*Try it:*
From the listing below, copy each line that holds "track".

+++ Source material

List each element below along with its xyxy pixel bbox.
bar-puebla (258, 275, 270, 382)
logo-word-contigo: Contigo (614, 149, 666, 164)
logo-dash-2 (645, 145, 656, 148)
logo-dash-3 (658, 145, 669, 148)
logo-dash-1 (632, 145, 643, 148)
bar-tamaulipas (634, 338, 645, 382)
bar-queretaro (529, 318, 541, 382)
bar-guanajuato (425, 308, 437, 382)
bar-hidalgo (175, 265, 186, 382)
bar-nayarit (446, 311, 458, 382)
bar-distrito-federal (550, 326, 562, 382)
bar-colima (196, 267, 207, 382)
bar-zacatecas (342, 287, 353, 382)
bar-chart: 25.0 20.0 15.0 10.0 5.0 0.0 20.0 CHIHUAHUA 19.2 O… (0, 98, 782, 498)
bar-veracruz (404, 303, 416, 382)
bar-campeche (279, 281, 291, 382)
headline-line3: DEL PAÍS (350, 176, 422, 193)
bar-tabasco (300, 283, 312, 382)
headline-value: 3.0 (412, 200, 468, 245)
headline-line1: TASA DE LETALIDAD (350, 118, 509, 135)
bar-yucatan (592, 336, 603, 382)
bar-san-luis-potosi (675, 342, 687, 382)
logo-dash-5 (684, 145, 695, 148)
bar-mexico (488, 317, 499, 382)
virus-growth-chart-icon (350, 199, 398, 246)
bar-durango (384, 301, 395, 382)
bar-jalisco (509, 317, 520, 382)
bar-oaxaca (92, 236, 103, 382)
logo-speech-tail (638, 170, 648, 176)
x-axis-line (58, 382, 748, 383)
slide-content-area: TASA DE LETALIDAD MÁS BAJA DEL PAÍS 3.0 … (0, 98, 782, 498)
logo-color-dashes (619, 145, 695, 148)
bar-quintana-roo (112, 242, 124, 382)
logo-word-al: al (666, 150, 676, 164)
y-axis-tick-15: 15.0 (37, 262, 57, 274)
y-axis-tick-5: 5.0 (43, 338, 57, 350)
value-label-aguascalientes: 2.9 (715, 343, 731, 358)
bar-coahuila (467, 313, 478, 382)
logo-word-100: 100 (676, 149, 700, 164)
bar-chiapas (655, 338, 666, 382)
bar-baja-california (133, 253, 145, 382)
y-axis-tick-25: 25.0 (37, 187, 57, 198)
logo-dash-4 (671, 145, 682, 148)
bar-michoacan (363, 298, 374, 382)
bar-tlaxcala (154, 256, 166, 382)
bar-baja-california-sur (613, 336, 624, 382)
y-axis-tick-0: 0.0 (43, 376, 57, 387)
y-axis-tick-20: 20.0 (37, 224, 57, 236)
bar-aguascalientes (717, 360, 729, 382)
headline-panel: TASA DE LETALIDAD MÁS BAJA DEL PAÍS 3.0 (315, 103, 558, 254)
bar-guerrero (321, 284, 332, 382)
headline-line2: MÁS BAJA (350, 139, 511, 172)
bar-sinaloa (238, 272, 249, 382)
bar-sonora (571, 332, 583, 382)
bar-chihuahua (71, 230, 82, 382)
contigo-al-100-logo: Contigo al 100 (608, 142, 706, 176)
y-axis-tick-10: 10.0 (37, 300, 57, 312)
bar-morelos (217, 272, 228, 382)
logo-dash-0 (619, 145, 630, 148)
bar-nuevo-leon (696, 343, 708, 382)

++++++
+++ Source material

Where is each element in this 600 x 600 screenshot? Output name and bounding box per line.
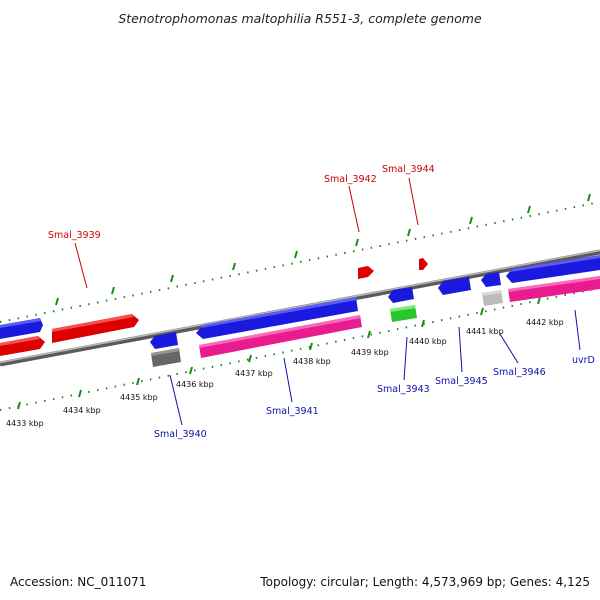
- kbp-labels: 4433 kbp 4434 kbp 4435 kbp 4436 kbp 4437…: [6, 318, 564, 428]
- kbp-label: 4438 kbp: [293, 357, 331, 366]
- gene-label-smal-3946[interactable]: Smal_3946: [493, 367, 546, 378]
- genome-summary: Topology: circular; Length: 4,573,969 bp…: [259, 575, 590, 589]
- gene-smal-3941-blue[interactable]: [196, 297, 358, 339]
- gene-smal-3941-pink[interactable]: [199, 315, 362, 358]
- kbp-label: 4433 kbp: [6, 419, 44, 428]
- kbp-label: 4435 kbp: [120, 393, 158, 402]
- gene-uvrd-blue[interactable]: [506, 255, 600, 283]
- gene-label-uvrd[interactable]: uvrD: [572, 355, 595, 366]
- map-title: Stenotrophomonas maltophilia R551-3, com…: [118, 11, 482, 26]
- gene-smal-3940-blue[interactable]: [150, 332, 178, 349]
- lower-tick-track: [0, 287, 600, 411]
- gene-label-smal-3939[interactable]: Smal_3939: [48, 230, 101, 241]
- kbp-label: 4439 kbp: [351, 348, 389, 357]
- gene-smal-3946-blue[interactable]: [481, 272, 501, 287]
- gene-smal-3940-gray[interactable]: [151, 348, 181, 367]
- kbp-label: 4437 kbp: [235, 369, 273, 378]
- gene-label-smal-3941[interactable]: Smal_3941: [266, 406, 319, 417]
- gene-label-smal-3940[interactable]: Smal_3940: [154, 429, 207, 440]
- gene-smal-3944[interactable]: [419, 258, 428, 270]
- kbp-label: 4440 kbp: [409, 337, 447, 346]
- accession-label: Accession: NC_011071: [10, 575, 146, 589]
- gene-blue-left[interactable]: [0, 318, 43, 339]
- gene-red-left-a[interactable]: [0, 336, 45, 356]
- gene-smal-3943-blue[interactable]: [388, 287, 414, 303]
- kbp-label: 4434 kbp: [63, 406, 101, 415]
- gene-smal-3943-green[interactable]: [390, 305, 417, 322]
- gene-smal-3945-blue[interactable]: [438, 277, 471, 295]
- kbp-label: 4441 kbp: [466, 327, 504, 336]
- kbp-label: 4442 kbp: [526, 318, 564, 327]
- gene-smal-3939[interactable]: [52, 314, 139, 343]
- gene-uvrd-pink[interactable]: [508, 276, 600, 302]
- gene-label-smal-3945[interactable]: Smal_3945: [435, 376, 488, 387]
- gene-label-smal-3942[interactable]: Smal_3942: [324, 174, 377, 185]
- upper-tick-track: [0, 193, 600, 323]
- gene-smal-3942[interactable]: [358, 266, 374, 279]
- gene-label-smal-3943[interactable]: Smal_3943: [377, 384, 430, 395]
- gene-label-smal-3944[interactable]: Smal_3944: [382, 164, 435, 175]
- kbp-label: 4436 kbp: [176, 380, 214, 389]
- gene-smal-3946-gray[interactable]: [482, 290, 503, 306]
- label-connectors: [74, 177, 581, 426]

++++++

*Expected answer:*
- lower-tick-track: [0, 287, 600, 411]
- upper-tick-track: [0, 193, 600, 323]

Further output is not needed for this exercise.